Goal: For every line in the records that has the word "quam", make a copy.

(Dataset items)
** Begin **

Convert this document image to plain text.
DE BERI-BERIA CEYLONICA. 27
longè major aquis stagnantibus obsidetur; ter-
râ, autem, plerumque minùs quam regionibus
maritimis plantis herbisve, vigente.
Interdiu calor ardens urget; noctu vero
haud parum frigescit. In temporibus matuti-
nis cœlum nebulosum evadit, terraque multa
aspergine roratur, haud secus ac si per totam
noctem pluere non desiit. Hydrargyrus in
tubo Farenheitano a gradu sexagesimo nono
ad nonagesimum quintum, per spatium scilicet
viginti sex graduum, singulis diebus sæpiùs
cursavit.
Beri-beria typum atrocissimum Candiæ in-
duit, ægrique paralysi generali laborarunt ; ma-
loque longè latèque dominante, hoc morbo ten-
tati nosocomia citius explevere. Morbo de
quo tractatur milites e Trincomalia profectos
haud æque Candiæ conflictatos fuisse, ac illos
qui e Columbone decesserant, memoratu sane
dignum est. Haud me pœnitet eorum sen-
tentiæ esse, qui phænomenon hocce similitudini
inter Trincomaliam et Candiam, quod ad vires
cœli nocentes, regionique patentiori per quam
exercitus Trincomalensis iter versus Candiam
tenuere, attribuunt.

** End **
** Begin **

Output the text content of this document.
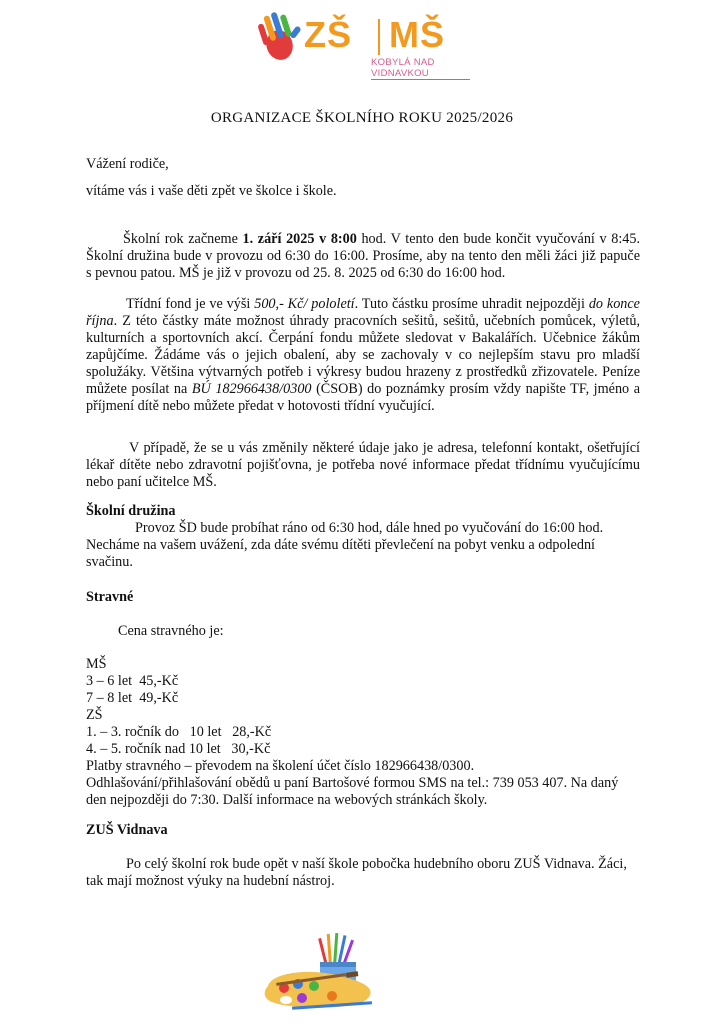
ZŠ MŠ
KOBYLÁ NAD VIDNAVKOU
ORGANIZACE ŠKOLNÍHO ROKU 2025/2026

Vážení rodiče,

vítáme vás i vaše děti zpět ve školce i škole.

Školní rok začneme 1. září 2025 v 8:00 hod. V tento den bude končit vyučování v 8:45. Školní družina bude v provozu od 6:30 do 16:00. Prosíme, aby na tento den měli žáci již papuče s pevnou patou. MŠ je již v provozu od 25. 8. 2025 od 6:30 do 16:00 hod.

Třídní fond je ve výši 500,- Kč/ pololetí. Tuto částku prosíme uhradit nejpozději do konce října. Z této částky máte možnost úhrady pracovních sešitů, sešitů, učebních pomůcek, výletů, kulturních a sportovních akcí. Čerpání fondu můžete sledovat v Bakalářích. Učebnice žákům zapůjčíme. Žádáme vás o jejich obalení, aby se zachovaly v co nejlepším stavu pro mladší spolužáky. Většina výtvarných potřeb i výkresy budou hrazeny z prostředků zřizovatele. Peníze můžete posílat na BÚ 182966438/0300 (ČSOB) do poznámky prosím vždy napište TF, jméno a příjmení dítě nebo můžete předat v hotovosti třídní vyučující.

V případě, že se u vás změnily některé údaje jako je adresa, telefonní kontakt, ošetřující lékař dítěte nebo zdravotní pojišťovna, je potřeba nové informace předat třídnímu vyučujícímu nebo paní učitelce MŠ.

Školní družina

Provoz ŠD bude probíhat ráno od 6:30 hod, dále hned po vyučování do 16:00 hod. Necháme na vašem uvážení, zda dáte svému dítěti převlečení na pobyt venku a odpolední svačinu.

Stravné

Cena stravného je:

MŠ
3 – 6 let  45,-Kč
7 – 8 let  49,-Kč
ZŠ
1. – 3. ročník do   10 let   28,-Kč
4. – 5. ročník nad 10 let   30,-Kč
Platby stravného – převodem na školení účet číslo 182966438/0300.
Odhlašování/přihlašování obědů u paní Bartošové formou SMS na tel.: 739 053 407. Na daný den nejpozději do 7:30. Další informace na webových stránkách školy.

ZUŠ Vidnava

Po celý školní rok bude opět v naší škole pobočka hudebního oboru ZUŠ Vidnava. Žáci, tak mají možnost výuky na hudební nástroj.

** End **
** Begin **

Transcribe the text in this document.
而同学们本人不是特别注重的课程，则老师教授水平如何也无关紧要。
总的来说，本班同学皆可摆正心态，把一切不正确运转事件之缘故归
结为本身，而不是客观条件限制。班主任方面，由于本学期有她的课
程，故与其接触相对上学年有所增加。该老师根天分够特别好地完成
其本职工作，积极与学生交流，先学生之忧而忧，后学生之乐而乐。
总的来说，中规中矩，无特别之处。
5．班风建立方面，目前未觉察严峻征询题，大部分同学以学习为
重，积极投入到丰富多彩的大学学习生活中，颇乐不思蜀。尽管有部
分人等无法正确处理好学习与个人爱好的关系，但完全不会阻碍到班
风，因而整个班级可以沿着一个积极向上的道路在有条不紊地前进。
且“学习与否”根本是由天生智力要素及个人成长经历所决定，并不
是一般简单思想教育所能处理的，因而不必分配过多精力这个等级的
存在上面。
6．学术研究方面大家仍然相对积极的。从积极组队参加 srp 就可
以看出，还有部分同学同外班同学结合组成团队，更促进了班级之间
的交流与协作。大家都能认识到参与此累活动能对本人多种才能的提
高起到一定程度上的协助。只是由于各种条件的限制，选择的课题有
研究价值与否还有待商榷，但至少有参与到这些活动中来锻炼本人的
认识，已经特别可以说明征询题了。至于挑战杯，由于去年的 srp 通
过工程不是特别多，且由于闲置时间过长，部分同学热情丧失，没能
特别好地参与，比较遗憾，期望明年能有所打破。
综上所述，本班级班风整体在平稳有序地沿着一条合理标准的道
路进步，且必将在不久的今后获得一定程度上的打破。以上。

** End **

The completed task:
râ, autem, plerumque minùs quam regionibus
cœli nocentes, regionique patentiori per quam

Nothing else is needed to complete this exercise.